▽

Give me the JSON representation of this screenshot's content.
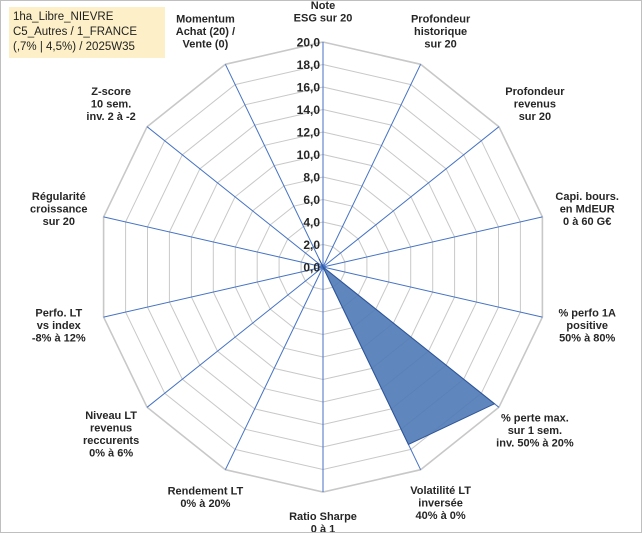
{
  "title_lines": [
    "1ha_Libre_NIEVRE",
    "C5_Autres / 1_FRANCE",
    "(,7% | 4,5%) / 2025W35"
  ],
  "colors": {
    "fill": "#4f79b7",
    "stroke": "#2e5597",
    "grid": "#c8c8c8",
    "spoke": "#4472c4",
    "title_bg": "#fdf0c8"
  },
  "chart_data": {
    "type": "radar",
    "scale": {
      "min": 0,
      "max": 20,
      "step": 2
    },
    "tick_labels": [
      "0,0",
      "2,0",
      "4,0",
      "6,0",
      "8,0",
      "10,0",
      "12,0",
      "14,0",
      "16,0",
      "18,0",
      "20,0"
    ],
    "axes": [
      {
        "lines": [
          "Note",
          "ESG sur 20"
        ],
        "value": 0
      },
      {
        "lines": [
          "Profondeur",
          "historique",
          "sur 20"
        ],
        "value": 0
      },
      {
        "lines": [
          "Profondeur",
          "revenus",
          "sur 20"
        ],
        "value": 0
      },
      {
        "lines": [
          "Capi. bours.",
          "en MdEUR",
          "0 à 60 G€"
        ],
        "value": 0
      },
      {
        "lines": [
          "% perfo 1A",
          "positive",
          "50% à 80%"
        ],
        "value": 0
      },
      {
        "lines": [
          "% perte max.",
          "sur 1 sem.",
          "inv. 50% à 20%"
        ],
        "value": 19.5
      },
      {
        "lines": [
          "Volatilité LT",
          "inversée",
          "40% à 0%"
        ],
        "value": 17.5
      },
      {
        "lines": [
          "Ratio Sharpe",
          "0 à 1"
        ],
        "value": 0
      },
      {
        "lines": [
          "Rendement LT",
          "0% à 20%"
        ],
        "value": 0
      },
      {
        "lines": [
          "Niveau LT",
          "revenus",
          "reccurents",
          "0% à 6%"
        ],
        "value": 0
      },
      {
        "lines": [
          "Perfo. LT",
          "vs index",
          "-8% à 12%"
        ],
        "value": 0
      },
      {
        "lines": [
          "Régularité",
          "croissance",
          "sur 20"
        ],
        "value": 0
      },
      {
        "lines": [
          "Z-score",
          "10 sem.",
          "inv. 2 à -2"
        ],
        "value": 0
      },
      {
        "lines": [
          "Momentum",
          "Achat (20) /",
          "Vente (0)"
        ],
        "value": 0.8
      }
    ]
  }
}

△

→ Written instruction: Copy every record above exactly as written, but leave out the pictures.

→ Written answer:
Give me the JSON representation of this screenshot's content.
{
  "title_lines": [
    "1ha_Libre_NIEVRE",
    "C5_Autres / 1_FRANCE",
    "(,7% | 4,5%) / 2025W35"
  ],
  "colors": {
    "fill": "#4f79b7",
    "stroke": "#2e5597",
    "grid": "#c8c8c8",
    "spoke": "#4472c4",
    "title_bg": "#fdf0c8"
  },
  "chart_data": {
    "type": "radar",
    "scale": {
      "min": 0,
      "max": 20,
      "step": 2
    },
    "tick_labels": [
      "0,0",
      "2,0",
      "4,0",
      "6,0",
      "8,0",
      "10,0",
      "12,0",
      "14,0",
      "16,0",
      "18,0",
      "20,0"
    ],
    "axes": [
      {
        "lines": [
          "Note",
          "ESG sur 20"
        ],
        "value": 0
      },
      {
        "lines": [
          "Profondeur",
          "historique",
          "sur 20"
        ],
        "value": 0
      },
      {
        "lines": [
          "Profondeur",
          "revenus",
          "sur 20"
        ],
        "value": 0
      },
      {
        "lines": [
          "Capi. bours.",
          "en MdEUR",
          "0 à 60 G€"
        ],
        "value": 0
      },
      {
        "lines": [
          "% perfo 1A",
          "positive",
          "50% à 80%"
        ],
        "value": 0
      },
      {
        "lines": [
          "% perte max.",
          "sur 1 sem.",
          "inv. 50% à 20%"
        ],
        "value": 19.5
      },
      {
        "lines": [
          "Volatilité LT",
          "inversée",
          "40% à 0%"
        ],
        "value": 17.5
      },
      {
        "lines": [
          "Ratio Sharpe",
          "0 à 1"
        ],
        "value": 0
      },
      {
        "lines": [
          "Rendement LT",
          "0% à 20%"
        ],
        "value": 0
      },
      {
        "lines": [
          "Niveau LT",
          "revenus",
          "reccurents",
          "0% à 6%"
        ],
        "value": 0
      },
      {
        "lines": [
          "Perfo. LT",
          "vs index",
          "-8% à 12%"
        ],
        "value": 0
      },
      {
        "lines": [
          "Régularité",
          "croissance",
          "sur 20"
        ],
        "value": 0
      },
      {
        "lines": [
          "Z-score",
          "10 sem.",
          "inv. 2 à -2"
        ],
        "value": 0
      },
      {
        "lines": [
          "Momentum",
          "Achat (20) /",
          "Vente (0)"
        ],
        "value": 0.8
      }
    ]
  }
}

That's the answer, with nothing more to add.